╭─ RECORDS SUPPLIED

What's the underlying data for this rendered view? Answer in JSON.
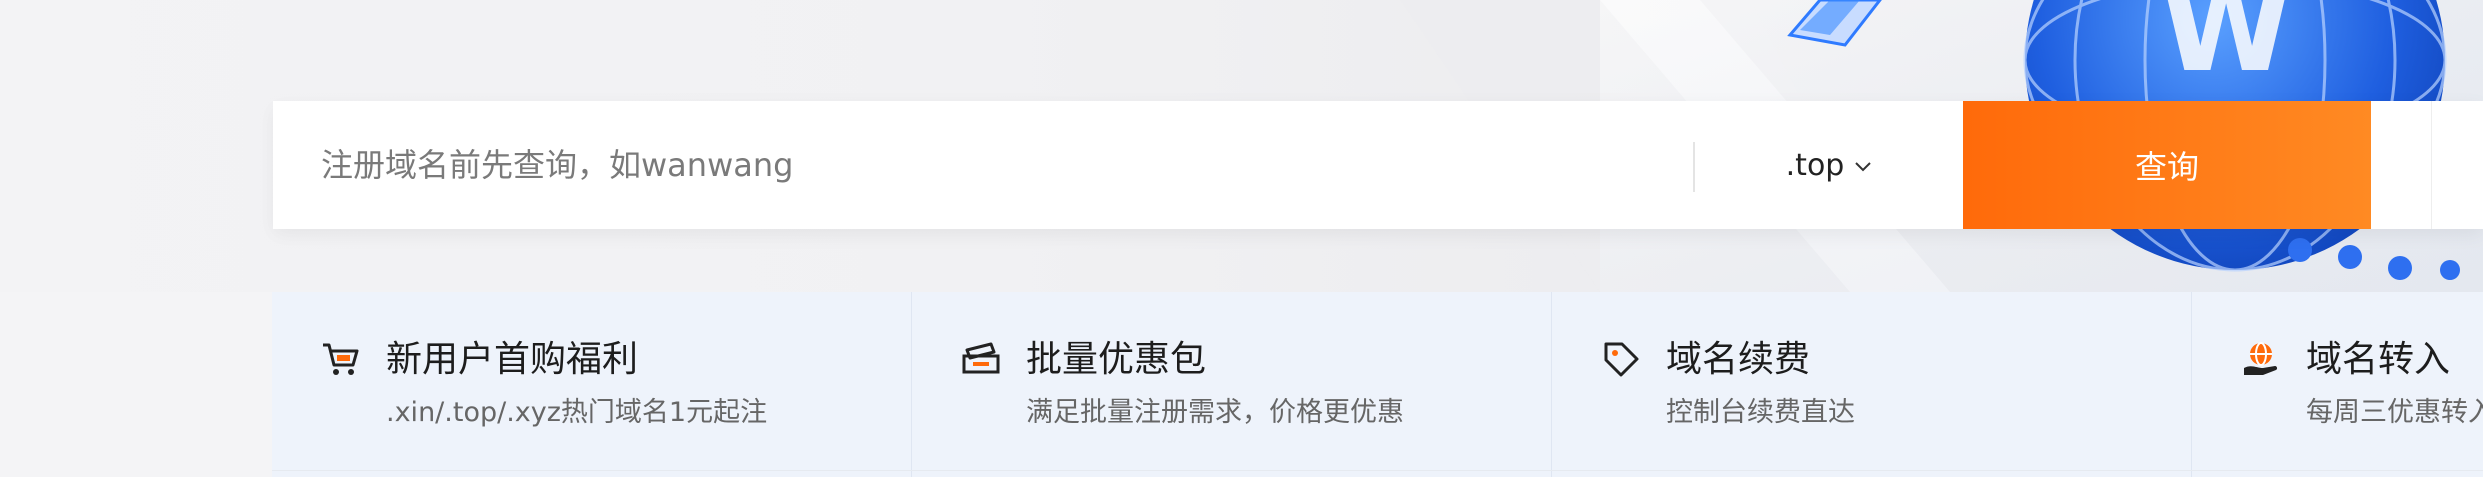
{
  "search": {
    "placeholder": "注册域名前先查询，如wanwang",
    "tld": ".top",
    "button_label": "查询"
  },
  "features": [
    {
      "title": "新用户首购福利",
      "description": ".xin/.top/.xyz热门域名1元起注",
      "icon": "cart-icon"
    },
    {
      "title": "批量优惠包",
      "description": "满足批量注册需求，价格更优惠",
      "icon": "ticket-icon"
    },
    {
      "title": "域名续费",
      "description": "控制台续费直达",
      "icon": "tag-icon"
    },
    {
      "title": "域名转入",
      "description": "每周三优惠转入",
      "icon": "globe-hand-icon"
    }
  ],
  "colors": {
    "accent": "#ff6a0a",
    "feature_bg": "#eef3fb",
    "hero_bg": "#f3f3f5",
    "globe_blue": "#1f5fe0"
  }
}
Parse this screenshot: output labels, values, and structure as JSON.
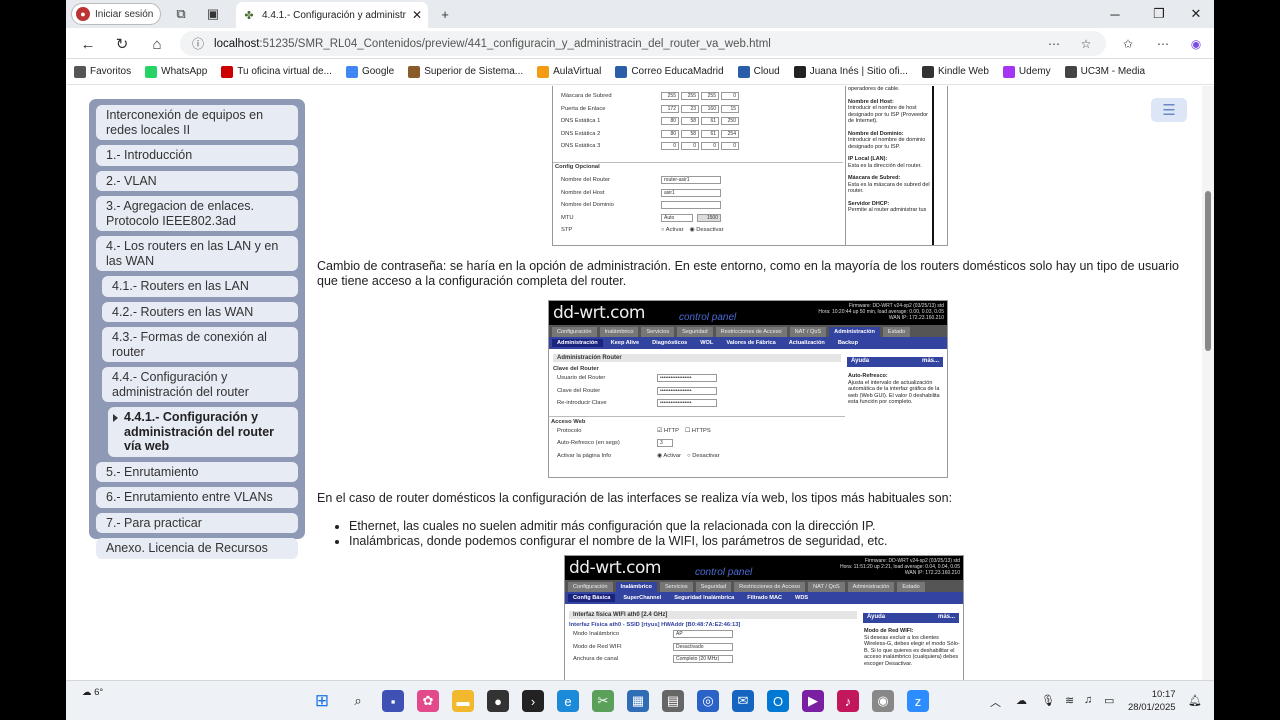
{
  "browser": {
    "profile_label": "Iniciar sesión",
    "tab_title": "4.4.1.- Configuración y administra",
    "url_host": "localhost",
    "url_path": ":51235/SMR_RL04_Contenidos/preview/441_configuracin_y_administracin_del_router_va_web.html"
  },
  "bookmarks": [
    {
      "label": "Favoritos",
      "color": "#555"
    },
    {
      "label": "WhatsApp",
      "color": "#25d366"
    },
    {
      "label": "Tu oficina virtual de...",
      "color": "#c00"
    },
    {
      "label": "Google",
      "color": "#4285f4"
    },
    {
      "label": "Superior de Sistema...",
      "color": "#8b5a2b"
    },
    {
      "label": "AulaVirtual",
      "color": "#f39c12"
    },
    {
      "label": "Correo EducaMadrid",
      "color": "#2a5ea8"
    },
    {
      "label": "Cloud",
      "color": "#2a5ea8"
    },
    {
      "label": "Juana Inés | Sitio ofi...",
      "color": "#222"
    },
    {
      "label": "Kindle Web",
      "color": "#333"
    },
    {
      "label": "Udemy",
      "color": "#a435f0"
    },
    {
      "label": "UC3M - Media",
      "color": "#444"
    }
  ],
  "menu": [
    {
      "label": "Interconexión de equipos en redes locales II",
      "level": 0
    },
    {
      "label": "1.- Introducción",
      "level": 0
    },
    {
      "label": "2.- VLAN",
      "level": 0
    },
    {
      "label": "3.- Agregacion de enlaces. Protocolo IEEE802.3ad",
      "level": 0
    },
    {
      "label": "4.- Los routers en las LAN y en las WAN",
      "level": 0
    },
    {
      "label": "4.1.- Routers en las LAN",
      "level": 1
    },
    {
      "label": "4.2.- Routers en las WAN",
      "level": 1
    },
    {
      "label": "4.3.- Formas de conexión al router",
      "level": 1
    },
    {
      "label": "4.4.- Configuración y administración del router",
      "level": 1
    },
    {
      "label": "4.4.1.- Configuración y administración del router vía web",
      "level": 2
    },
    {
      "label": "5.- Enrutamiento",
      "level": 0
    },
    {
      "label": "6.- Enrutamiento entre VLANs",
      "level": 0
    },
    {
      "label": "7.- Para practicar",
      "level": 0
    },
    {
      "label": "Anexo. Licencia de Recursos",
      "level": 0
    }
  ],
  "content": {
    "para1": "Cambio de contraseña: se haría en la opción de administración. En este entorno, como en la mayoría de los routers domésticos solo hay un tipo de usuario que tiene acceso a la configuración completa del router.",
    "para2": "En el caso de router domésticos la configuración de las interfaces se realiza vía web, los tipos más habituales son:",
    "bullet1": "Ethernet, las cuales no suelen admitir más configuración que la relacionada con la dirección IP.",
    "bullet2": "Inalámbricas, donde podemos configurar el nombre de la WIFI, los parámetros de seguridad, etc."
  },
  "shot1": {
    "rows": [
      {
        "label": "Máscara de Subred",
        "v": [
          "255",
          "255",
          "255",
          "0"
        ]
      },
      {
        "label": "Puerta de Enlace",
        "v": [
          "172",
          "23",
          "160",
          "15"
        ]
      },
      {
        "label": "DNS Estática 1",
        "v": [
          "80",
          "58",
          "61",
          "250"
        ]
      },
      {
        "label": "DNS Estática 2",
        "v": [
          "80",
          "58",
          "61",
          "254"
        ]
      },
      {
        "label": "DNS Estática 3",
        "v": [
          "0",
          "0",
          "0",
          "0"
        ]
      }
    ],
    "opt_title": "Config Opcional",
    "router_name_label": "Nombre del Router",
    "router_name": "router-asir1",
    "host_label": "Nombre del Host",
    "host": "asir1",
    "domain_label": "Nombre del Dominio",
    "mtu_label": "MTU",
    "mtu_mode": "Auto",
    "mtu_value": "1500",
    "stp_label": "STP",
    "stp_on": "Activar",
    "stp_off": "Desactivar",
    "help": [
      {
        "t": "",
        "d": "operadores de cable."
      },
      {
        "t": "Nombre del Host:",
        "d": "Introducir el nombre de host designado por tu ISP (Proveedor de Internet)."
      },
      {
        "t": "Nombre del Dominio:",
        "d": "Introducir el nombre de dominio designado por tu ISP."
      },
      {
        "t": "IP Local (LAN):",
        "d": "Esta es la dirección del router."
      },
      {
        "t": "Máscara de Subred:",
        "d": "Esta es la máscara de subred del router."
      },
      {
        "t": "Servidor DHCP:",
        "d": "Permite al router administrar tus"
      }
    ]
  },
  "shot2": {
    "logo": "dd-wrt.com",
    "cp": "control panel",
    "info": [
      "Firmware: DD-WRT v24-sp2 (03/25/13) std",
      "Hora: 10:20:44 up 50 min, load average: 0.00, 0.03, 0.05",
      "WAN IP: 172.23.160.210"
    ],
    "tabs": [
      "Configuración",
      "Inalámbrico",
      "Servicios",
      "Seguridad",
      "Restricciones de Acceso",
      "NAT / QoS",
      "Administración",
      "Estado"
    ],
    "subtabs": [
      "Administración",
      "Keep Alive",
      "Diagnósticos",
      "WOL",
      "Valores de Fábrica",
      "Actualización",
      "Backup"
    ],
    "title": "Administración Router",
    "clave_title": "Clave del Router",
    "user_label": "Usuario del Router",
    "pass_label": "Clave del Router",
    "repass_label": "Re-introducir Clave",
    "masked": "••••••••••••••••••",
    "web_title": "Acceso Web",
    "proto_label": "Protocolo",
    "http": "HTTP",
    "https": "HTTPS",
    "refresh_label": "Auto-Refresco (en segs)",
    "refresh": "3",
    "info_label": "Activar la página Info",
    "on": "Activar",
    "off": "Desactivar",
    "help_title": "Ayuda",
    "help_more": "más...",
    "help_h": "Auto-Refresco:",
    "help_d": "Ajusta el intervalo de actualización automática de la interfaz gráfica de la web (Web GUI). El valor 0 deshabilita esta función por completo."
  },
  "shot3": {
    "info": [
      "Firmware: DD-WRT v24-sp2 (03/25/13) std",
      "Hora: 11:51:20 up 2:21, load average: 0.04, 0.04, 0.05",
      "WAN IP: 172.23.160.210"
    ],
    "tabs": [
      "Configuración",
      "Inalámbrico",
      "Servicios",
      "Seguridad",
      "Restricciones de Acceso",
      "NAT / QoS",
      "Administración",
      "Estado"
    ],
    "subtabs": [
      "Config Básica",
      "SuperChannel",
      "Seguridad Inalámbrica",
      "Filtrado MAC",
      "WDS"
    ],
    "title": "Interfaz física WIFI ath0 [2.4 GHz]",
    "iface": "Interfaz Física ath0 - SSID [rtyus] HWAddr [B0:48:7A:E2:46:13]",
    "rows": [
      {
        "label": "Modo Inalámbrico",
        "v": "AP"
      },
      {
        "label": "Modo de Red WIFI",
        "v": "Desactivado"
      },
      {
        "label": "Anchura de canal",
        "v": "Completo (20 MHz)"
      }
    ],
    "help_title": "Ayuda",
    "help_more": "más...",
    "help_h": "Modo de Red WIFI:",
    "help_d": "Si deseas excluir a los clientes Wireless-G, debes elegir el modo Sólo-B. Si lo que quieres es deshabilitar el acceso inalámbrico (cualquiera) debes escoger Desactivar."
  },
  "taskbar": {
    "temp": "6°",
    "time": "10:17",
    "date": "28/01/2025"
  }
}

╰─

- [PROBLEM TO WORK ON]: Track down every line with the word "Clave" and copy it.

- [FULL RESPONSE]:
    "clave_title": "Clave del Router",
    "pass_label": "Clave del Router",
    "repass_label": "Re-introducir Clave",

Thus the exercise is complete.